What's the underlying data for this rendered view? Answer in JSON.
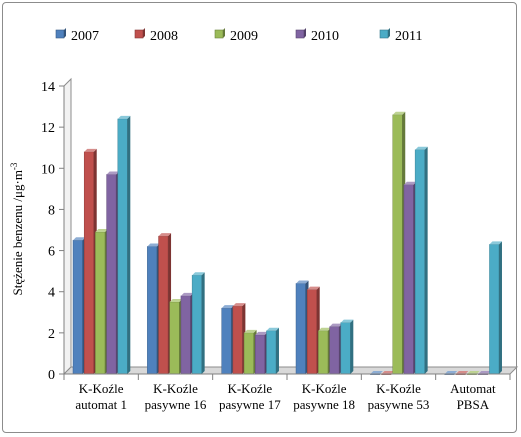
{
  "chart_data": {
    "type": "bar",
    "title": "",
    "xlabel": "",
    "ylabel": "Stężenie benzenu /μg·m",
    "ylabel_superscript": "-3",
    "ylim": [
      0,
      14
    ],
    "yticks": [
      "0",
      "2",
      "4",
      "6",
      "8",
      "10",
      "12",
      "14"
    ],
    "grid": false,
    "legend_position": "top",
    "categories": [
      [
        "K-Koźle",
        "automat 1"
      ],
      [
        "K-Koźle",
        "pasywne 16"
      ],
      [
        "K-Koźle",
        "pasywne 17"
      ],
      [
        "K-Koźle",
        "pasywne 18"
      ],
      [
        "K-Koźle",
        "pasywne 53"
      ],
      [
        "Automat",
        "PBSA"
      ]
    ],
    "series": [
      {
        "name": "2007",
        "color": "#4f81bd",
        "values": [
          6.5,
          6.2,
          3.2,
          4.4,
          0,
          0
        ]
      },
      {
        "name": "2008",
        "color": "#c0504d",
        "values": [
          10.8,
          6.7,
          3.3,
          4.1,
          0,
          0
        ]
      },
      {
        "name": "2009",
        "color": "#9bbb59",
        "values": [
          6.9,
          3.5,
          2.0,
          2.1,
          12.6,
          0
        ]
      },
      {
        "name": "2010",
        "color": "#8064a2",
        "values": [
          9.7,
          3.8,
          1.9,
          2.3,
          9.2,
          0
        ]
      },
      {
        "name": "2011",
        "color": "#4bacc6",
        "values": [
          12.4,
          4.8,
          2.1,
          2.5,
          10.9,
          6.3
        ]
      }
    ]
  }
}
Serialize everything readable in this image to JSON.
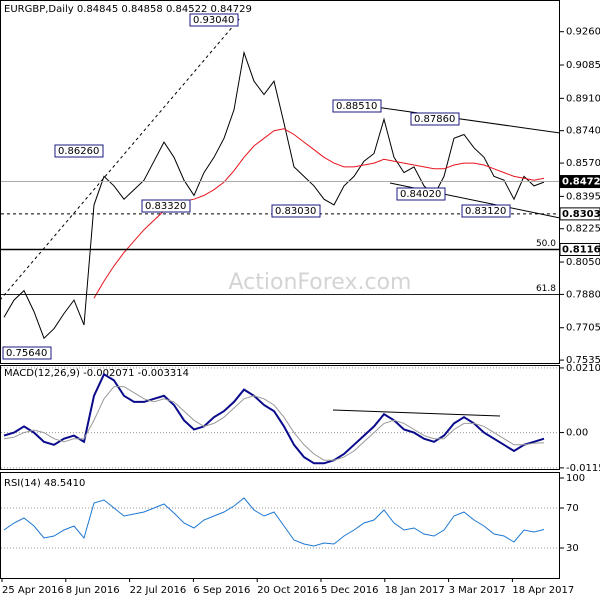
{
  "chart_data": [
    {
      "type": "line",
      "title": "EURGBP,Daily 0.84845 0.84858 0.84522 0.84729",
      "watermark": "ActionForex.com",
      "ylim": [
        0.7525,
        0.9416
      ],
      "yticks": [
        {
          "value": 0.926,
          "label": "0.92600"
        },
        {
          "value": 0.9085,
          "label": "0.90850"
        },
        {
          "value": 0.891,
          "label": "0.89100"
        },
        {
          "value": 0.874,
          "label": "0.87400"
        },
        {
          "value": 0.857,
          "label": "0.85700"
        },
        {
          "value": 0.8395,
          "label": "0.83950"
        },
        {
          "value": 0.8225,
          "label": "0.82250"
        },
        {
          "value": 0.805,
          "label": "0.80500"
        },
        {
          "value": 0.788,
          "label": "0.78800"
        },
        {
          "value": 0.7705,
          "label": "0.77050"
        },
        {
          "value": 0.7535,
          "label": "0.75350"
        }
      ],
      "marked_levels": [
        {
          "value": 0.84729,
          "label": "0.84729"
        },
        {
          "value": 0.8303,
          "label": "0.83030"
        },
        {
          "value": 0.8116,
          "label": "0.81160"
        }
      ],
      "fib_levels": [
        {
          "value": 0.8116,
          "label": "50.0"
        },
        {
          "value": 0.788,
          "label": "61.8"
        }
      ],
      "annotations": [
        "0.93040",
        "0.88510",
        "0.87860",
        "0.86260",
        "0.84020",
        "0.83320",
        "0.83030",
        "0.83120",
        "0.75640"
      ],
      "series": [
        {
          "color": "#000000",
          "values": [
            0.776,
            0.785,
            0.79,
            0.779,
            0.765,
            0.77,
            0.778,
            0.785,
            0.772,
            0.835,
            0.85,
            0.845,
            0.838,
            0.843,
            0.848,
            0.858,
            0.868,
            0.86,
            0.848,
            0.84,
            0.852,
            0.86,
            0.87,
            0.885,
            0.915,
            0.9,
            0.893,
            0.9,
            0.878,
            0.855,
            0.85,
            0.845,
            0.838,
            0.835,
            0.845,
            0.85,
            0.858,
            0.862,
            0.88,
            0.86,
            0.852,
            0.855,
            0.845,
            0.84,
            0.85,
            0.87,
            0.872,
            0.865,
            0.86,
            0.85,
            0.848,
            0.838,
            0.85,
            0.845,
            0.847
          ]
        },
        {
          "color": "#e8141e",
          "values": [
            null,
            null,
            null,
            null,
            null,
            null,
            null,
            null,
            null,
            0.786,
            0.795,
            0.803,
            0.81,
            0.816,
            0.822,
            0.827,
            0.832,
            0.835,
            0.837,
            0.838,
            0.84,
            0.843,
            0.847,
            0.853,
            0.86,
            0.866,
            0.87,
            0.874,
            0.875,
            0.872,
            0.868,
            0.864,
            0.86,
            0.857,
            0.855,
            0.855,
            0.856,
            0.857,
            0.859,
            0.858,
            0.857,
            0.856,
            0.855,
            0.854,
            0.854,
            0.856,
            0.857,
            0.857,
            0.856,
            0.854,
            0.852,
            0.85,
            0.849,
            0.848,
            0.849
          ]
        }
      ]
    },
    {
      "type": "line",
      "title": "MACD(12,26,9) -0.002071 -0.003314",
      "ylim": [
        -0.0122,
        0.0217
      ],
      "yticks": [
        {
          "value": 0.021074,
          "label": "0.021074"
        },
        {
          "value": 0,
          "label": "0.00"
        },
        {
          "value": -0.011507,
          "label": "-0.011507"
        }
      ],
      "series": [
        {
          "color": "#0a0a8c",
          "values": [
            -0.001,
            0.0,
            0.002,
            0.0,
            -0.003,
            -0.004,
            -0.002,
            -0.001,
            -0.003,
            0.012,
            0.019,
            0.017,
            0.012,
            0.01,
            0.01,
            0.011,
            0.012,
            0.009,
            0.004,
            0.001,
            0.002,
            0.005,
            0.007,
            0.01,
            0.014,
            0.012,
            0.009,
            0.007,
            0.002,
            -0.004,
            -0.008,
            -0.01,
            -0.01,
            -0.009,
            -0.007,
            -0.004,
            -0.001,
            0.002,
            0.006,
            0.004,
            0.001,
            0.0,
            -0.002,
            -0.003,
            -0.001,
            0.003,
            0.005,
            0.003,
            0.0,
            -0.002,
            -0.004,
            -0.006,
            -0.004,
            -0.003,
            -0.002
          ]
        },
        {
          "color": "#999999",
          "values": [
            -0.002,
            -0.0015,
            0,
            0.0008,
            0,
            -0.002,
            -0.003,
            -0.002,
            -0.002,
            0.004,
            0.011,
            0.015,
            0.015,
            0.013,
            0.011,
            0.01,
            0.011,
            0.01,
            0.007,
            0.004,
            0.002,
            0.003,
            0.005,
            0.008,
            0.011,
            0.012,
            0.011,
            0.009,
            0.005,
            0.0,
            -0.004,
            -0.007,
            -0.009,
            -0.009,
            -0.008,
            -0.006,
            -0.003,
            0.0,
            0.003,
            0.004,
            0.003,
            0.001,
            -0.001,
            -0.002,
            -0.002,
            0.001,
            0.003,
            0.003,
            0.002,
            0.0,
            -0.002,
            -0.004,
            -0.004,
            -0.0035,
            -0.0033
          ]
        }
      ]
    },
    {
      "type": "line",
      "title": "RSI(14) 48.5410",
      "ylim": [
        0,
        100
      ],
      "yticks": [
        30,
        70,
        100
      ],
      "xticks": [
        "25 Apr 2016",
        "8 Jun 2016",
        "22 Jul 2016",
        "6 Sep 2016",
        "20 Oct 2016",
        "5 Dec 2016",
        "18 Jan 2017",
        "3 Mar 2017",
        "18 Apr 2017"
      ],
      "series": [
        {
          "color": "#1e78d2",
          "values": [
            48,
            55,
            60,
            52,
            40,
            42,
            48,
            52,
            40,
            75,
            78,
            70,
            62,
            64,
            66,
            70,
            74,
            65,
            55,
            50,
            58,
            62,
            66,
            72,
            80,
            68,
            62,
            66,
            52,
            38,
            34,
            32,
            35,
            34,
            42,
            48,
            55,
            58,
            68,
            55,
            48,
            50,
            44,
            42,
            48,
            62,
            66,
            58,
            52,
            44,
            42,
            36,
            48,
            46,
            48.5
          ]
        }
      ]
    }
  ]
}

=-=-=

◆ **Work instructions**
Return all lines of the material above in which the word "pasywne" occurs.

◆ **Response**
        "pasywne 16"
        "pasywne 17"
        "pasywne 18"
        "pasywne 53"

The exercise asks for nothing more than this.